Exercise objective
List every line below containing "области".

::::::::::

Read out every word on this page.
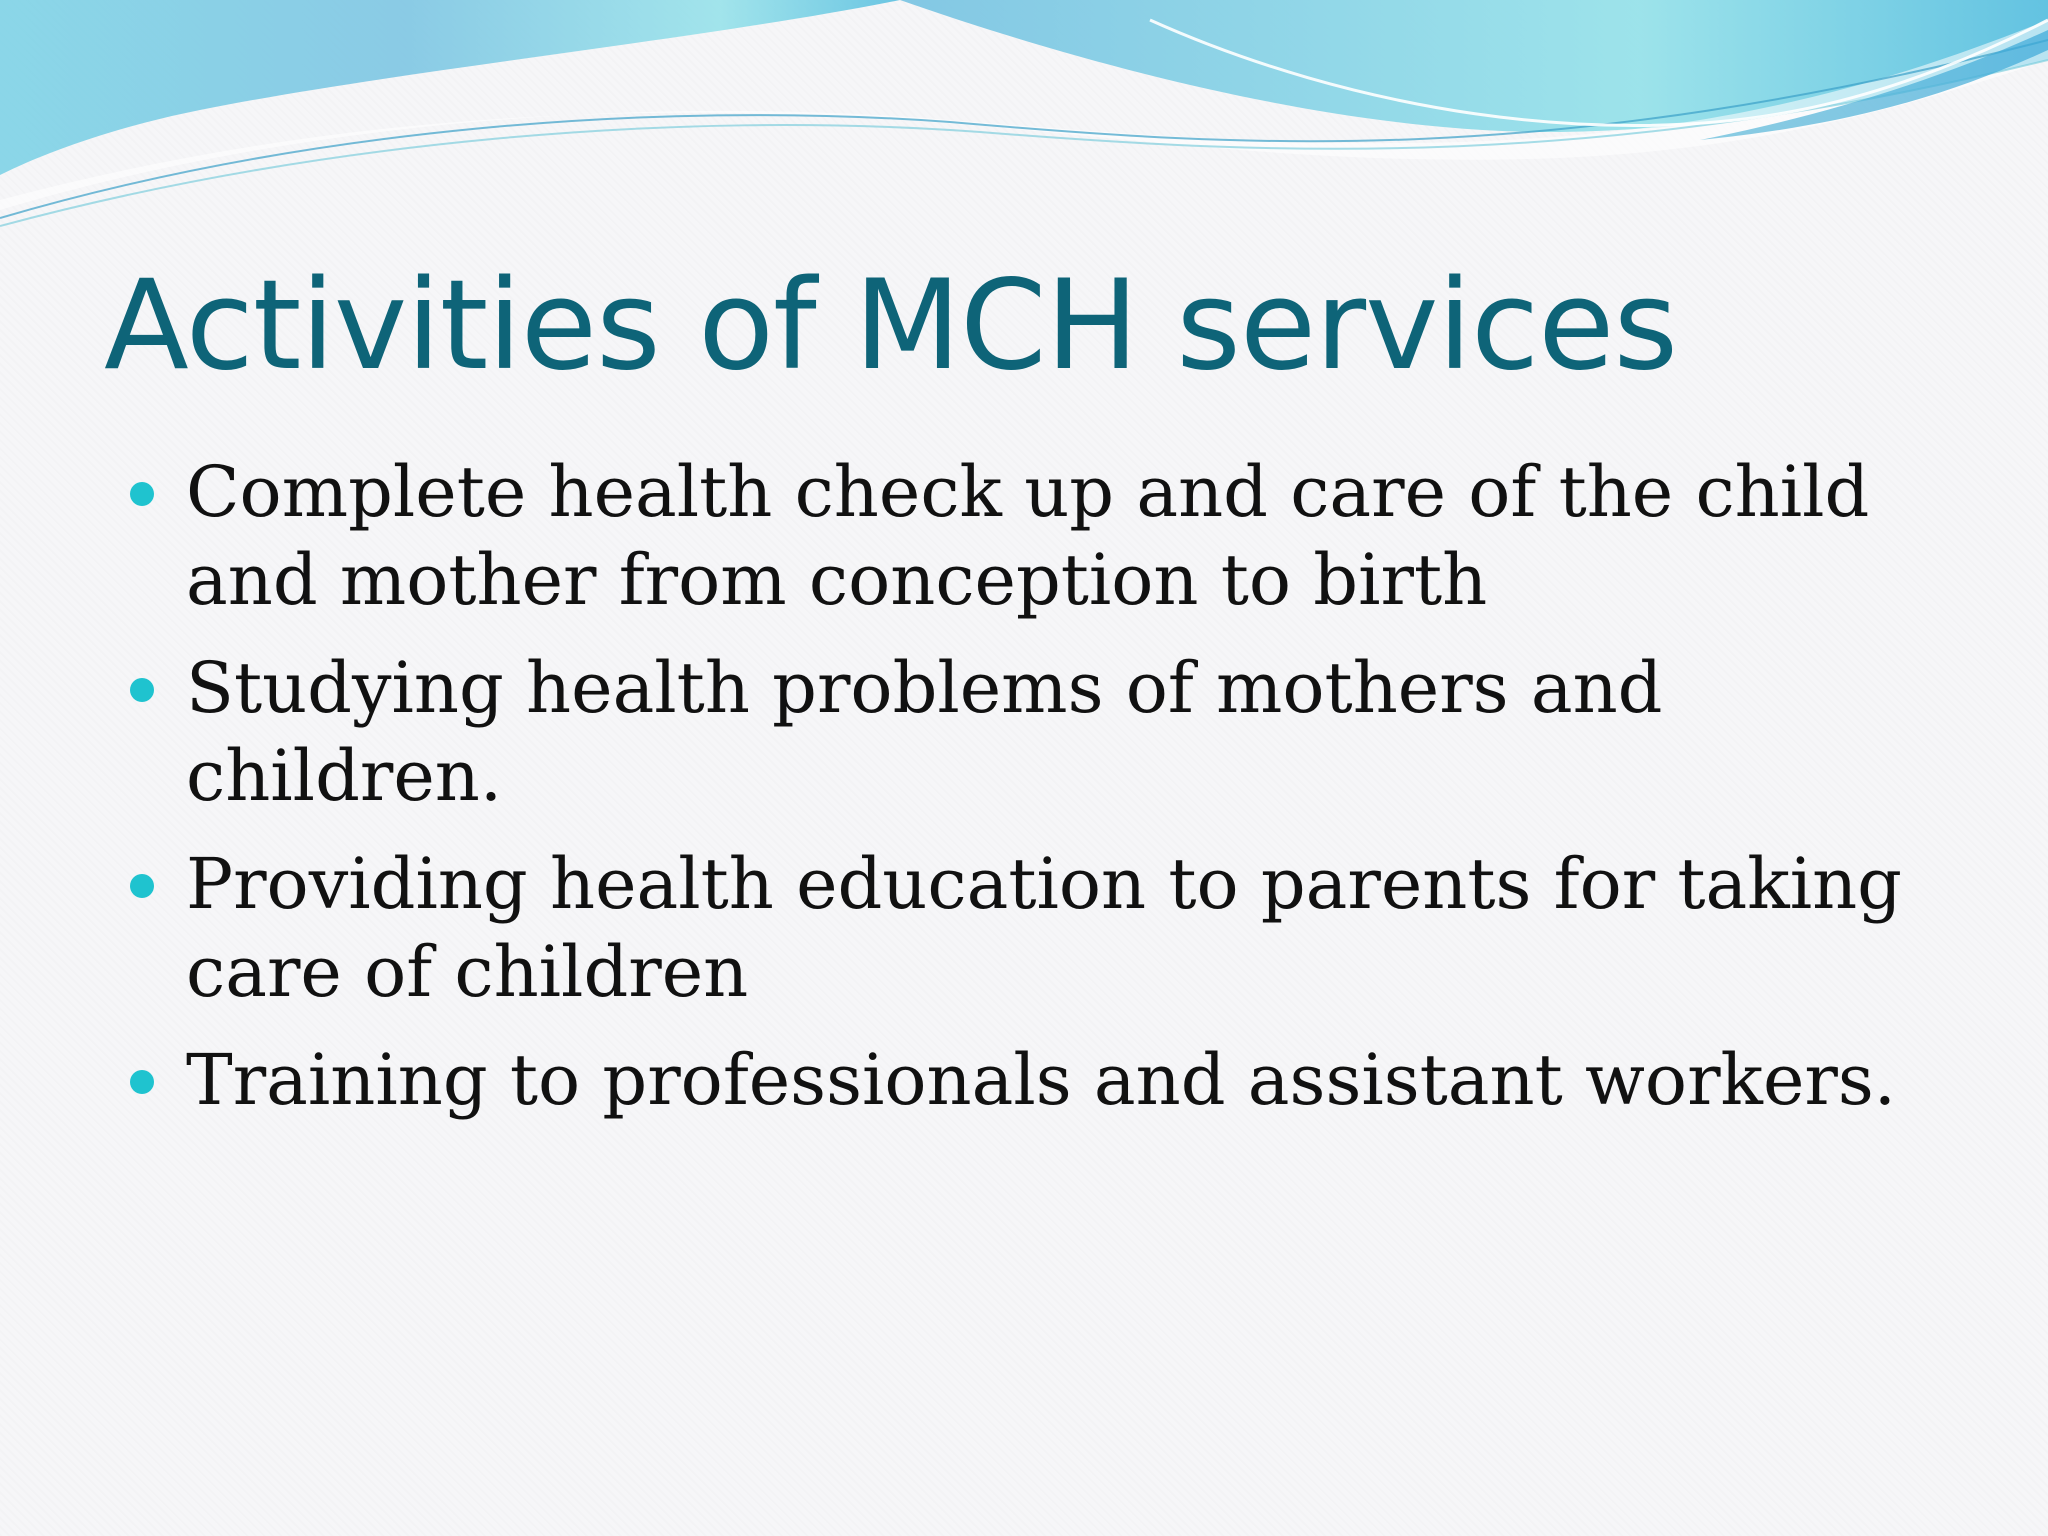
Activities of MCH services
Complete health check up and care of the child and mother from conception to birth
Studying health problems of mothers and children.
Providing health education to parents for taking care of children
Training to professionals and assistant workers.
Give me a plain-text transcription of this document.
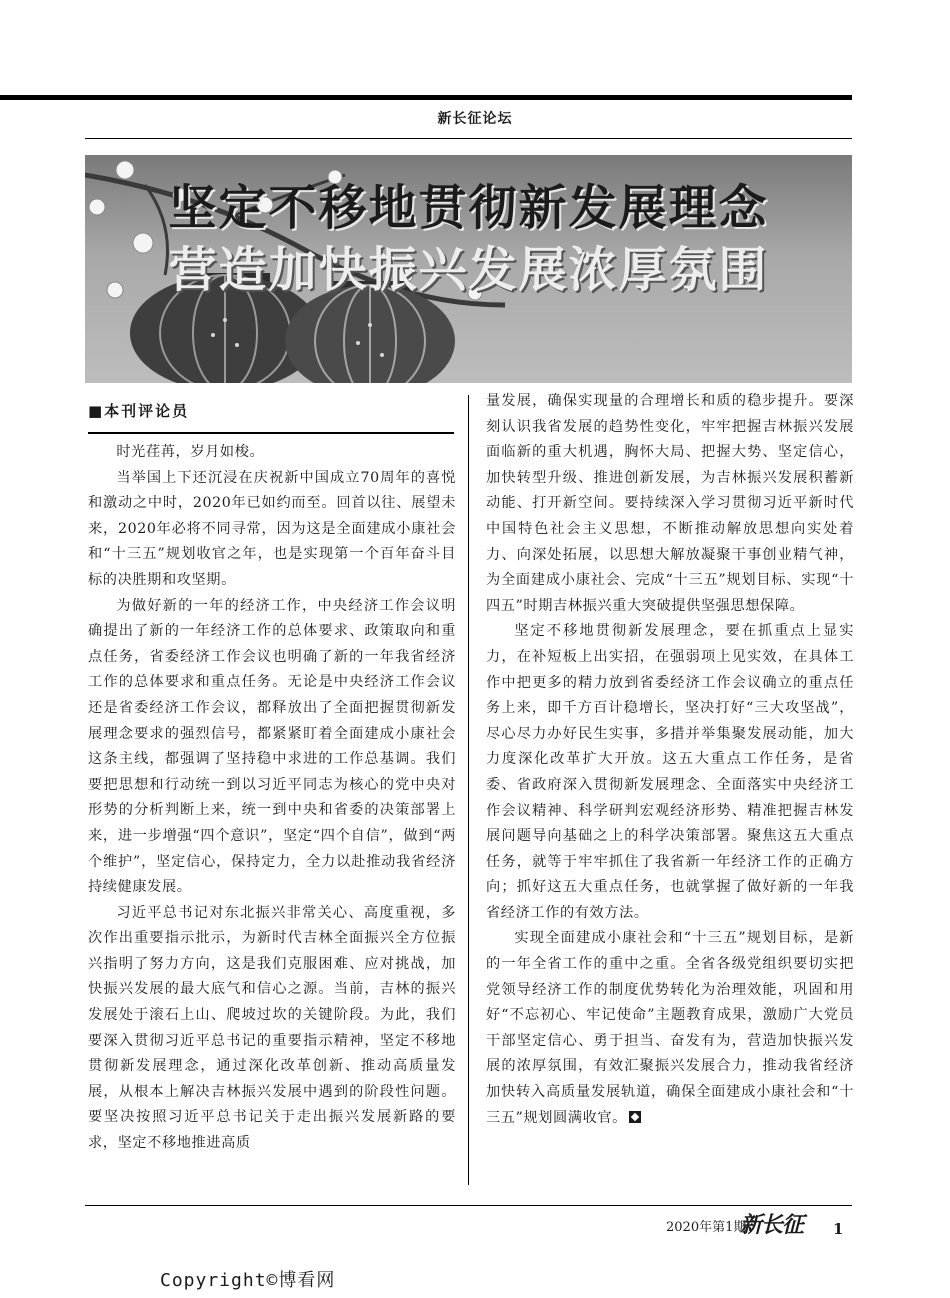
新长征论坛
坚定不移地贯彻新发展理念
营造加快振兴发展浓厚氛围
■本刊评论员

时光荏苒，岁月如梭。

当举国上下还沉浸在庆祝新中国成立70周年的喜悦和激动之中时，2020年已如约而至。回首以往、展望未来，2020年必将不同寻常，因为这是全面建成小康社会和“十三五”规划收官之年，也是实现第一个百年奋斗目标的决胜期和攻坚期。

为做好新的一年的经济工作，中央经济工作会议明确提出了新的一年经济工作的总体要求、政策取向和重点任务，省委经济工作会议也明确了新的一年我省经济工作的总体要求和重点任务。无论是中央经济工作会议还是省委经济工作会议，都释放出了全面把握贯彻新发展理念要求的强烈信号，都紧紧盯着全面建成小康社会这条主线，都强调了坚持稳中求进的工作总基调。我们要把思想和行动统一到以习近平同志为核心的党中央对形势的分析判断上来，统一到中央和省委的决策部署上来，进一步增强“四个意识”，坚定“四个自信”，做到“两个维护”，坚定信心，保持定力，全力以赴推动我省经济持续健康发展。

习近平总书记对东北振兴非常关心、高度重视，多次作出重要指示批示，为新时代吉林全面振兴全方位振兴指明了努力方向，这是我们克服困难、应对挑战，加快振兴发展的最大底气和信心之源。当前，吉林的振兴发展处于滚石上山、爬坡过坎的关键阶段。为此，我们要深入贯彻习近平总书记的重要指示精神，坚定不移地贯彻新发展理念，通过深化改革创新、推动高质量发展，从根本上解决吉林振兴发展中遇到的阶段性问题。要坚决按照习近平总书记关于走出振兴发展新路的要求，坚定不移地推进高质

量发展，确保实现量的合理增长和质的稳步提升。要深刻认识我省发展的趋势性变化，牢牢把握吉林振兴发展面临新的重大机遇，胸怀大局、把握大势、坚定信心，加快转型升级、推进创新发展，为吉林振兴发展积蓄新动能、打开新空间。要持续深入学习贯彻习近平新时代中国特色社会主义思想，不断推动解放思想向实处着力、向深处拓展，以思想大解放凝聚干事创业精气神，为全面建成小康社会、完成“十三五”规划目标、实现“十四五”时期吉林振兴重大突破提供坚强思想保障。

坚定不移地贯彻新发展理念，要在抓重点上显实力，在补短板上出实招，在强弱项上见实效，在具体工作中把更多的精力放到省委经济工作会议确立的重点任务上来，即千方百计稳增长，坚决打好“三大攻坚战”，尽心尽力办好民生实事，多措并举集聚发展动能，加大力度深化改革扩大开放。这五大重点工作任务，是省委、省政府深入贯彻新发展理念、全面落实中央经济工作会议精神、科学研判宏观经济形势、精准把握吉林发展问题导向基础之上的科学决策部署。聚焦这五大重点任务，就等于牢牢抓住了我省新一年经济工作的正确方向；抓好这五大重点任务，也就掌握了做好新的一年我省经济工作的有效方法。

实现全面建成小康社会和“十三五”规划目标，是新的一年全省工作的重中之重。全省各级党组织要切实把党领导经济工作的制度优势转化为治理效能，巩固和用好“不忘初心、牢记使命”主题教育成果，激励广大党员干部坚定信心、勇于担当、奋发有为，营造加快振兴发展的浓厚氛围，有效汇聚振兴发展合力，推动我省经济加快转入高质量发展轨道，确保全面建成小康社会和“十三五”规划圆满收官。

2020年第1期
新长征 1
Copyright©博看网
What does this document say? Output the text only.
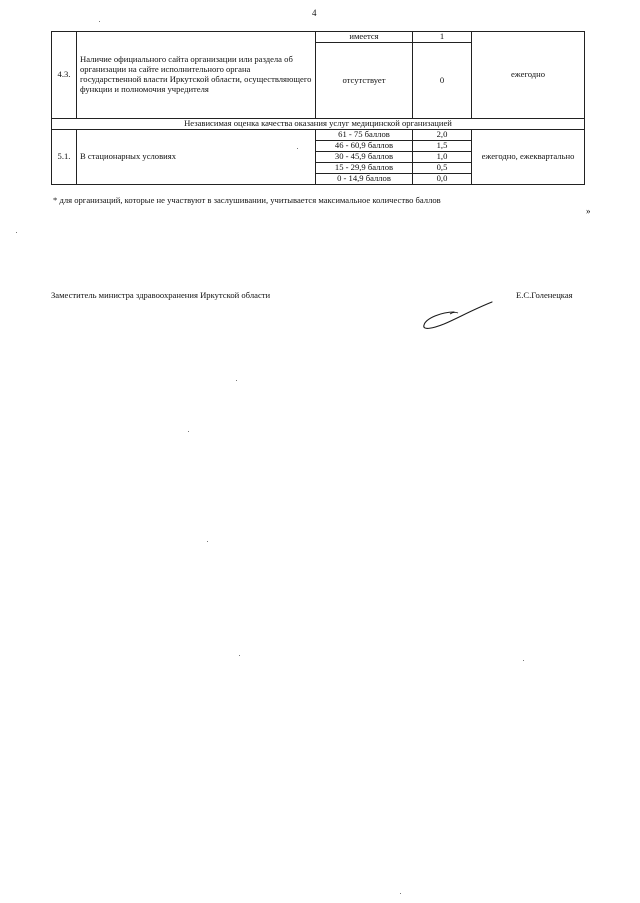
4
4.3.	Наличие официального сайта организации или раздела об организации на сайте исполнительного органа государственной власти Иркутской области, осуществляющего функции и полномочия учредителя	имеется	1	ежегодно
		отсутствует	0	
Независимая оценка качества оказания услуг медицинской организацией				
5.1.	В стационарных условиях	61 - 75 баллов	2,0	ежегодно, ежеквартально
		46 - 60,9 баллов	1,5	
		30 - 45,9 баллов	1,0	
		15 - 29,9 баллов	0,5	
		0 - 14,9 баллов	0,0	
* для организаций, которые не участвуют в заслушивании, учитывается максимальное количество баллов
»
Заместитель министра здравоохранения Иркутской области	Е.С.Голенецкая
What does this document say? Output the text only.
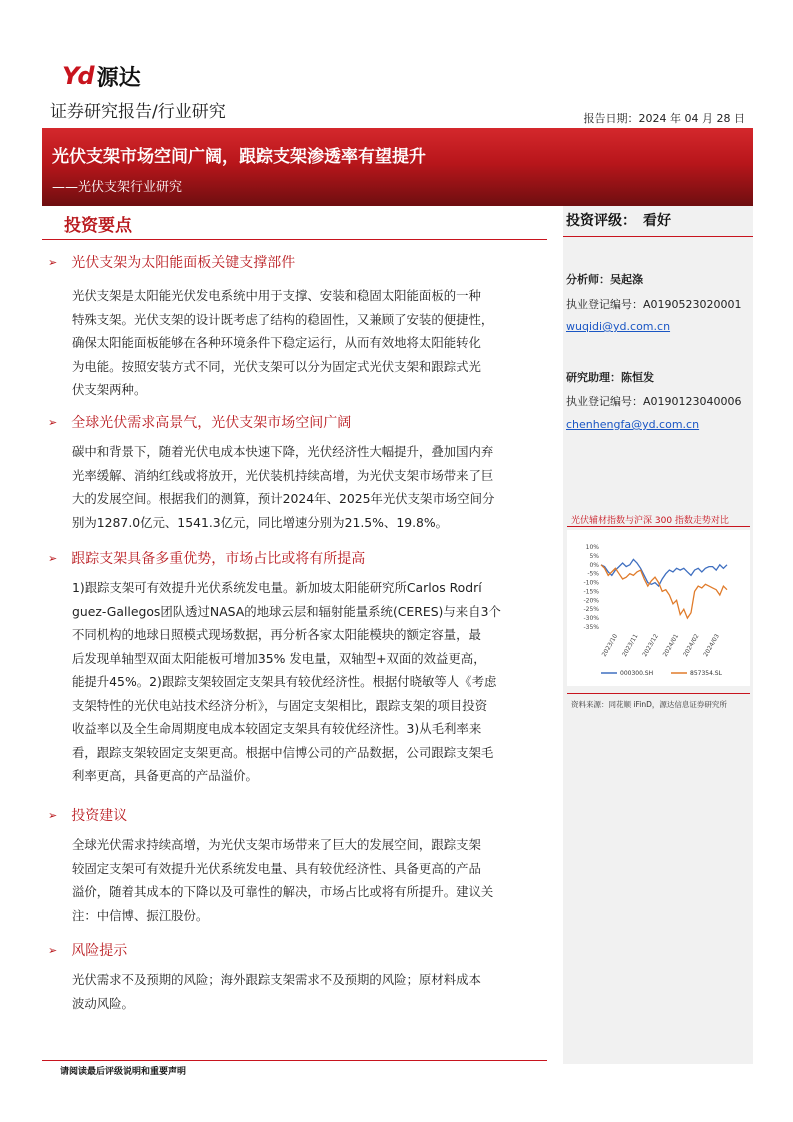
Yd 源达
证券研究报告/行业研究	报告日期：2024 年 04 月 28 日
光伏支架市场空间广阔，跟踪支架渗透率有望提升
——光伏支架行业研究
投资评级：　看好
分析师：吴起涤
执业登记编号：A0190523020001
wuqidi@yd.com.cn
研究助理：陈恒发
执业登记编号：A0190123040006
chenhengfa@yd.com.cn
光伏辅材指数与沪深 300 指数走势对比
10%
5%
0%
-5%
-10%
-15%
-20%
-25%
-30%
-35%
2023/10 2023/11 2023/12 2024/01 2024/02 2024/03
000300.SH	857354.SL
资料来源：同花顺 iFinD，源达信息证券研究所
投资要点
➢ 光伏支架为太阳能面板关键支撑部件
光伏支架是太阳能光伏发电系统中用于支撑、安装和稳固太阳能面板的一种
特殊支架。光伏支架的设计既考虑了结构的稳固性，又兼顾了安装的便捷性，
确保太阳能面板能够在各种环境条件下稳定运行，从而有效地将太阳能转化
为电能。按照安装方式不同，光伏支架可以分为固定式光伏支架和跟踪式光
伏支架两种。
➢ 全球光伏需求高景气，光伏支架市场空间广阔
碳中和背景下，随着光伏电成本快速下降，光伏经济性大幅提升，叠加国内弃
光率缓解、消纳红线或将放开，光伏装机持续高增，为光伏支架市场带来了巨
大的发展空间。根据我们的测算，预计2024年、2025年光伏支架市场空间分
别为1287.0亿元、1541.3亿元，同比增速分别为21.5%、19.8%。
➢ 跟踪支架具备多重优势，市场占比或将有所提高
1)跟踪支架可有效提升光伏系统发电量。新加坡太阳能研究所Carlos Rodrí
guez-Gallegos团队透过NASA的地球云层和辐射能量系统(CERES)与来自3个
不同机构的地球日照模式现场数据，再分析各家太阳能模块的额定容量，最
后发现单轴型双面太阳能板可增加35% 发电量，双轴型+双面的效益更高，
能提升45%。2)跟踪支架较固定支架具有较优经济性。根据付晓敏等人《考虑
支架特性的光伏电站技术经济分析》，与固定支架相比，跟踪支架的项目投资
收益率以及全生命周期度电成本较固定支架具有较优经济性。3)从毛利率来
看，跟踪支架较固定支架更高。根据中信博公司的产品数据，公司跟踪支架毛
利率更高，具备更高的产品溢价。
➢ 投资建议
全球光伏需求持续高增，为光伏支架市场带来了巨大的发展空间，跟踪支架
较固定支架可有效提升光伏系统发电量、具有较优经济性、具备更高的产品
溢价，随着其成本的下降以及可靠性的解决，市场占比或将有所提升。建议关
注：中信博、振江股份。
➢ 风险提示
光伏需求不及预期的风险；海外跟踪支架需求不及预期的风险；原材料成本
波动风险。
请阅读最后评级说明和重要声明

::::::::::

Solution
4.3.	Наличие официального сайта организации или раздела об организации на сайте исполнительного органа государственной власти Иркутской области, осуществляющего функции и полномочия учредителя	имеется	1	ежегодно
Заместитель министра здравоохранения Иркутской области	Е.С.Голенецкая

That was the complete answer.